Begin SOURCE MATERIAL

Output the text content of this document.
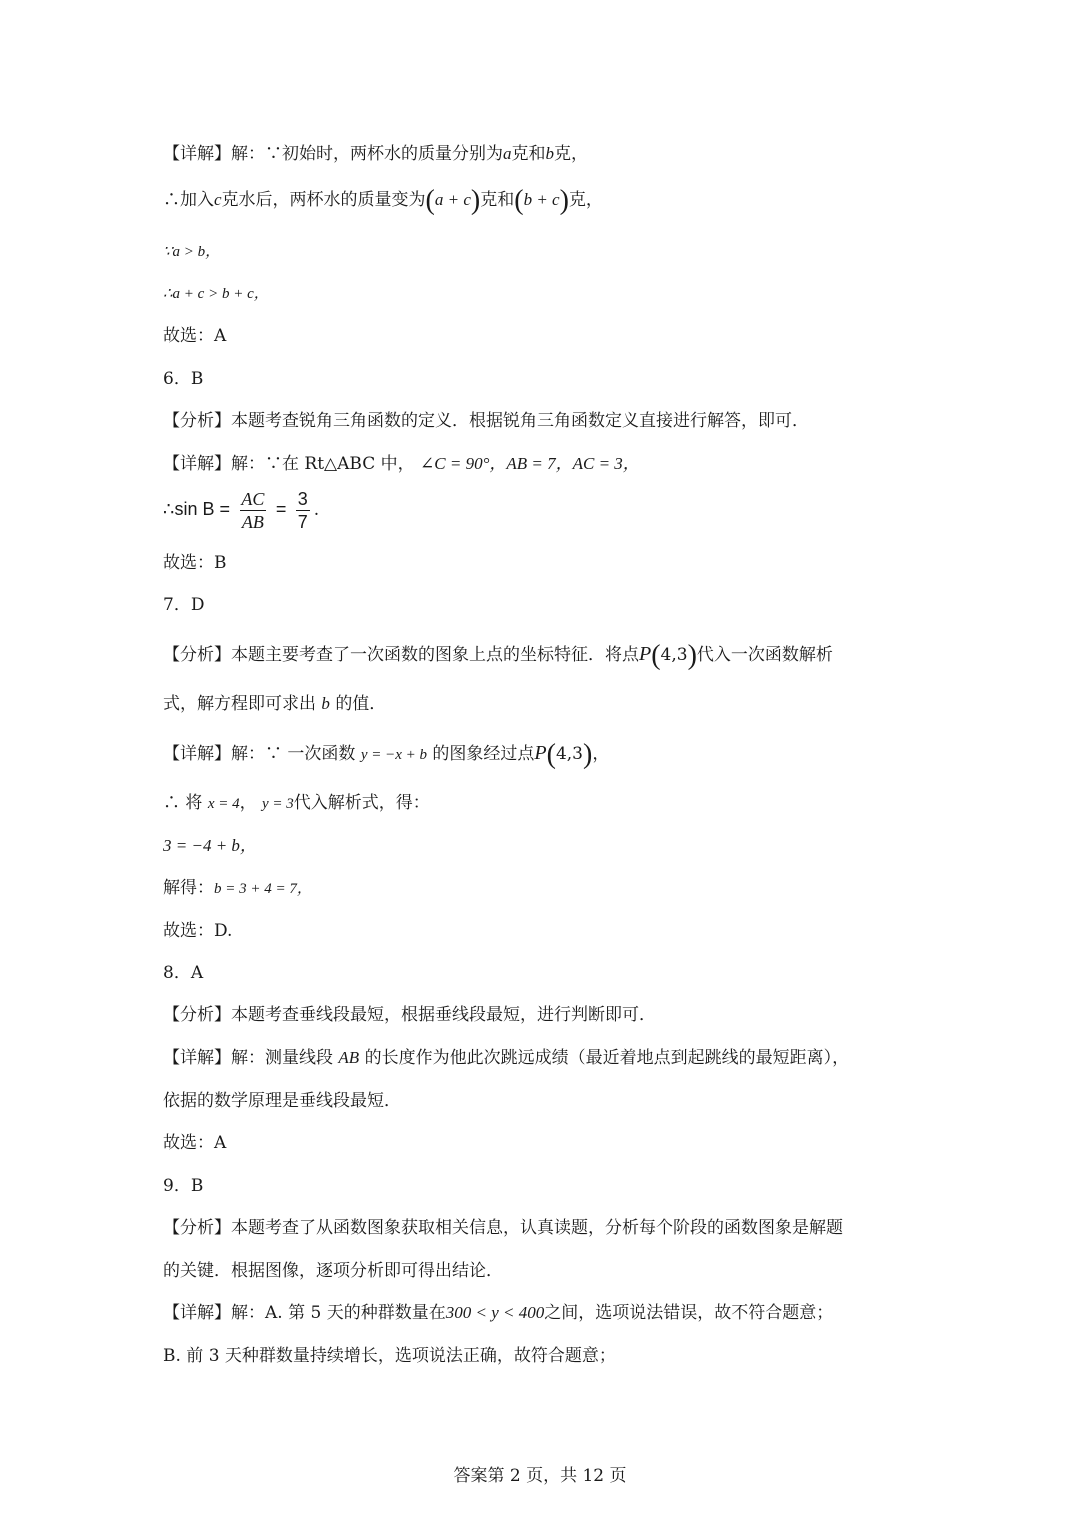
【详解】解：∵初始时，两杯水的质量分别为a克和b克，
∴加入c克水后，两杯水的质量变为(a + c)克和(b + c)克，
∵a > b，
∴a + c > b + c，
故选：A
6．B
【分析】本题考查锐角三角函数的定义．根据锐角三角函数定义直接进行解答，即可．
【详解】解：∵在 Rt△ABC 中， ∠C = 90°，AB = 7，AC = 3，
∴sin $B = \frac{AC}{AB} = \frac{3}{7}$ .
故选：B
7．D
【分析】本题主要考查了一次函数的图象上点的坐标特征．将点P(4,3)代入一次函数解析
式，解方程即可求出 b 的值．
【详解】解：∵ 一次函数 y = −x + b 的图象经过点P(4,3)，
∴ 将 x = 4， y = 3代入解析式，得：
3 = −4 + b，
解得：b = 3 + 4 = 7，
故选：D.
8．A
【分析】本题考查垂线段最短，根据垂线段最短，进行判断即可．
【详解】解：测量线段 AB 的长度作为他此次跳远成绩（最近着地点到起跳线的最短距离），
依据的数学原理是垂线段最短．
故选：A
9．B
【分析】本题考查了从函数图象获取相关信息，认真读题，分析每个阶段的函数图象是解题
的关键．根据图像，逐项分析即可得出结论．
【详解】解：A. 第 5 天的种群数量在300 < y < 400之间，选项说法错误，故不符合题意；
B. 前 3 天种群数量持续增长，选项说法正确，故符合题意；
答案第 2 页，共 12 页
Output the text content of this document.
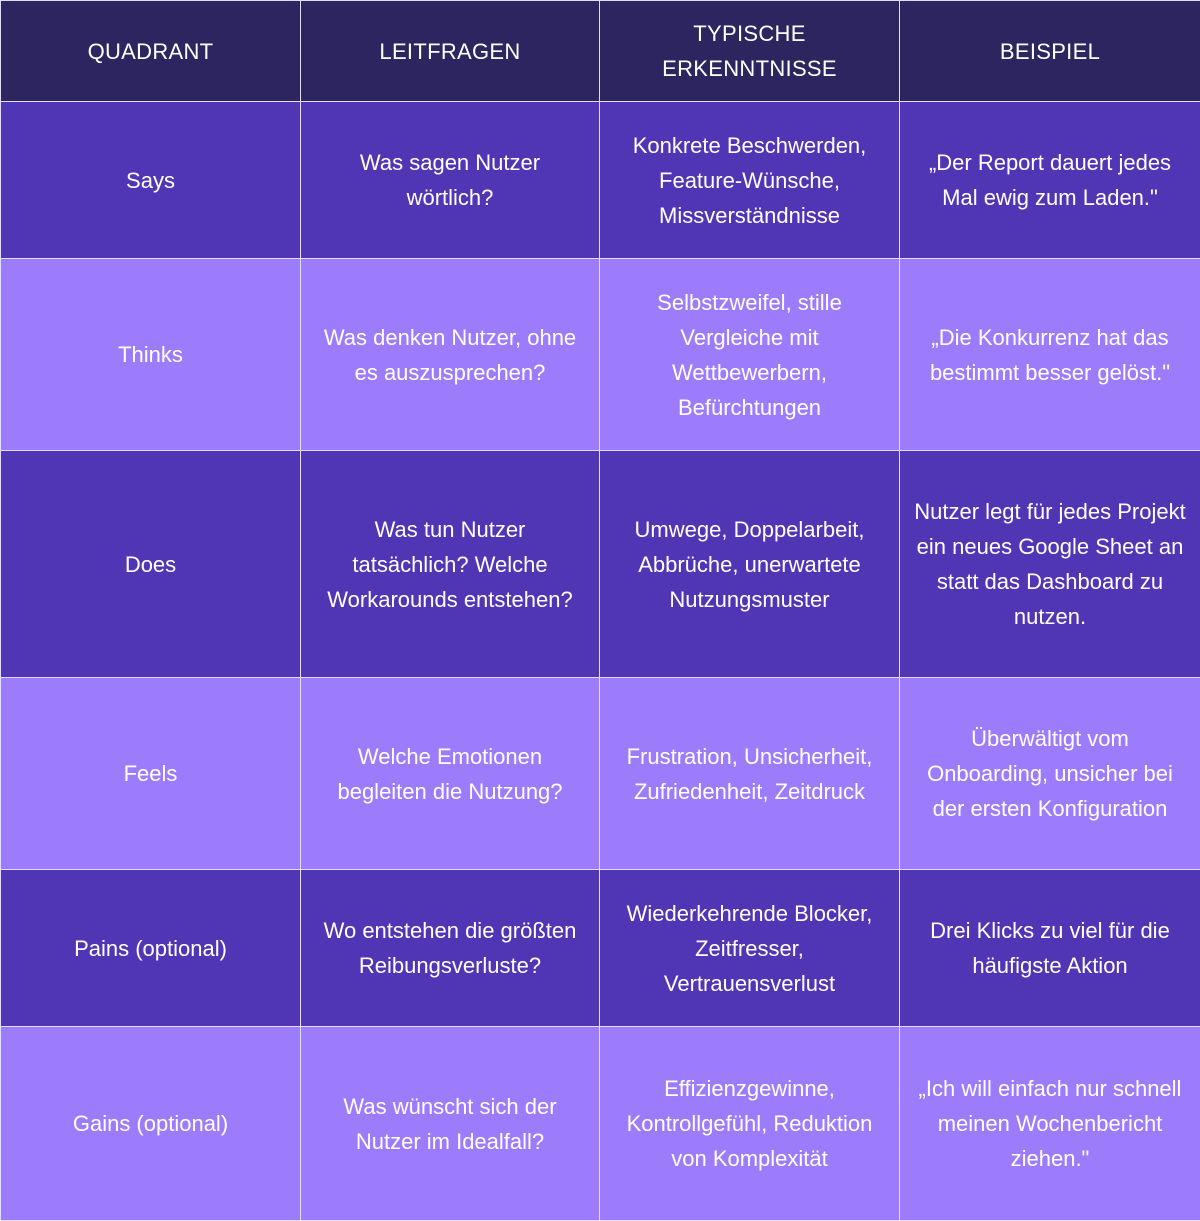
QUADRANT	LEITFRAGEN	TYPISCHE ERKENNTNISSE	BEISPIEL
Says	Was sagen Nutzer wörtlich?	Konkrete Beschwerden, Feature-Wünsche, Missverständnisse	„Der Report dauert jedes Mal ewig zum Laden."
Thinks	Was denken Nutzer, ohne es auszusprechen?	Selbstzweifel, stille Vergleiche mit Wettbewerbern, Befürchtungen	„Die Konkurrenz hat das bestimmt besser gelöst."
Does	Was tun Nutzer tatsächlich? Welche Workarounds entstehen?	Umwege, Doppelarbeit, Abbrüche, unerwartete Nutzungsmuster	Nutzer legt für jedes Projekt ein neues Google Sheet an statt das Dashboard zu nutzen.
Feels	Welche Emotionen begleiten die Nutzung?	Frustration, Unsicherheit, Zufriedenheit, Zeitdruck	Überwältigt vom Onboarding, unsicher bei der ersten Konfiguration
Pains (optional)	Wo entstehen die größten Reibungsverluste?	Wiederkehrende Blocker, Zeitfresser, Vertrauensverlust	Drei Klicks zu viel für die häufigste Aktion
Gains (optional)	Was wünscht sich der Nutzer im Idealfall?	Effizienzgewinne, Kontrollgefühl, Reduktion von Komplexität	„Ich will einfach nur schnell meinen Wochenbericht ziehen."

End SOURCE MATERIAL

▸ GIVEN EXERCISE
Images must not appear in the copy; reproduce everything else in the records verbatim.

▸ FINAL RESULT
Output the text content of this document.
【详解】解：∵初始时，两杯水的质量分别为a克和b克，
∴加入c克水后，两杯水的质量变为(a + c)克和(b + c)克，
∵a > b，
∴a + c > b + c，
故选：A
6．B
【分析】本题考查锐角三角函数的定义．根据锐角三角函数定义直接进行解答，即可．
【详解】解：∵在 Rt△ABC 中， ∠C = 90°，AB = 7，AC = 3，
∴sin $B = \frac{AC}{AB} = \frac{3}{7}$ .
故选：B
7．D
【分析】本题主要考查了一次函数的图象上点的坐标特征．将点P(4,3)代入一次函数解析
式，解方程即可求出 b 的值．
【详解】解：∵ 一次函数 y = −x + b 的图象经过点P(4,3)，
∴ 将 x = 4， y = 3代入解析式，得：
3 = −4 + b，
解得：b = 3 + 4 = 7，
故选：D.
8．A
【分析】本题考查垂线段最短，根据垂线段最短，进行判断即可．
【详解】解：测量线段 AB 的长度作为他此次跳远成绩（最近着地点到起跳线的最短距离），
依据的数学原理是垂线段最短．
故选：A
9．B
【分析】本题考查了从函数图象获取相关信息，认真读题，分析每个阶段的函数图象是解题
的关键．根据图像，逐项分析即可得出结论．
【详解】解：A. 第 5 天的种群数量在300 < y < 400之间，选项说法错误，故不符合题意；
B. 前 3 天种群数量持续增长，选项说法正确，故符合题意；
答案第 2 页，共 12 页
Output the text content of this document.
QUADRANT	LEITFRAGEN	TYPISCHE ERKENNTNISSE	BEISPIEL
Says	Was sagen Nutzer wörtlich?	Konkrete Beschwerden, Feature-Wünsche, Missverständnisse	„Der Report dauert jedes Mal ewig zum Laden."
Thinks	Was denken Nutzer, ohne es auszusprechen?	Selbstzweifel, stille Vergleiche mit Wettbewerbern, Befürchtungen	„Die Konkurrenz hat das bestimmt besser gelöst."
Does	Was tun Nutzer tatsächlich? Welche Workarounds entstehen?	Umwege, Doppelarbeit, Abbrüche, unerwartete Nutzungsmuster	Nutzer legt für jedes Projekt ein neues Google Sheet an statt das Dashboard zu nutzen.
Feels	Welche Emotionen begleiten die Nutzung?	Frustration, Unsicherheit, Zufriedenheit, Zeitdruck	Überwältigt vom Onboarding, unsicher bei der ersten Konfiguration
Pains (optional)	Wo entstehen die größten Reibungsverluste?	Wiederkehrende Blocker, Zeitfresser, Vertrauensverlust	Drei Klicks zu viel für die häufigste Aktion
Gains (optional)	Was wünscht sich der Nutzer im Idealfall?	Effizienzgewinne, Kontrollgefühl, Reduktion von Komplexität	„Ich will einfach nur schnell meinen Wochenbericht ziehen."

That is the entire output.